- [TASK DETAILS]:
Repeat every entry word for word, skipping the pictures.

____ RECORD SET

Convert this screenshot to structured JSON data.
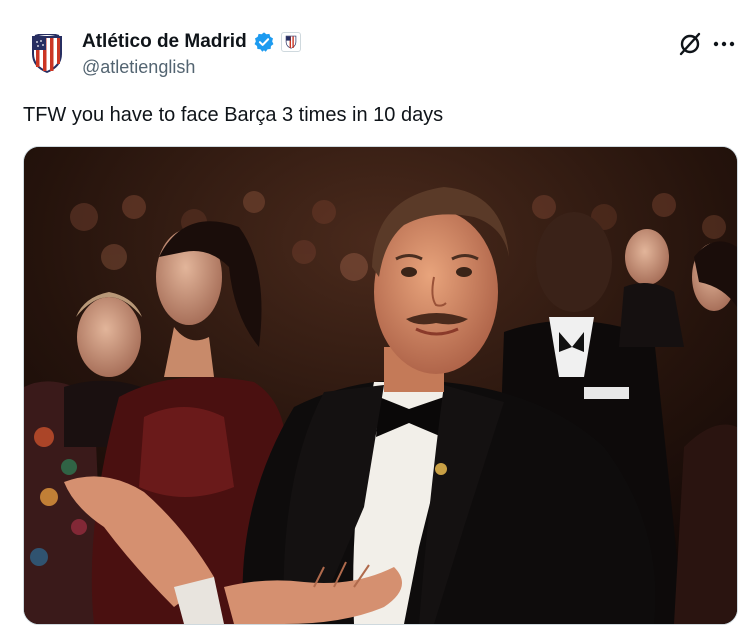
{
  "tweet": {
    "display_name": "Atlético de Madrid",
    "handle": "@atletienglish",
    "text": "TFW you have to face Barça 3 times in 10 days"
  },
  "icons": {
    "verified": "verified-badge-icon",
    "affiliate": "atletico-crest-icon",
    "grok": "grok-icon",
    "more": "more-options-icon"
  },
  "colors": {
    "verified_blue": "#1d9bf0",
    "text_primary": "#0f1419",
    "text_secondary": "#536471",
    "crest_red": "#cb3524",
    "crest_blue": "#272e61"
  },
  "media": {
    "type": "photo"
  }
}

________

- [IN RESPONSE]:
Convert this screenshot to structured JSON data.
{
  "tweet": {
    "display_name": "Atlético de Madrid",
    "handle": "@atletienglish",
    "text": "TFW you have to face Barça 3 times in 10 days"
  },
  "icons": {
    "verified": "verified-badge-icon",
    "affiliate": "atletico-crest-icon",
    "grok": "grok-icon",
    "more": "more-options-icon"
  },
  "colors": {
    "verified_blue": "#1d9bf0",
    "text_primary": "#0f1419",
    "text_secondary": "#536471",
    "crest_red": "#cb3524",
    "crest_blue": "#272e61"
  },
  "media": {
    "type": "photo"
  }
}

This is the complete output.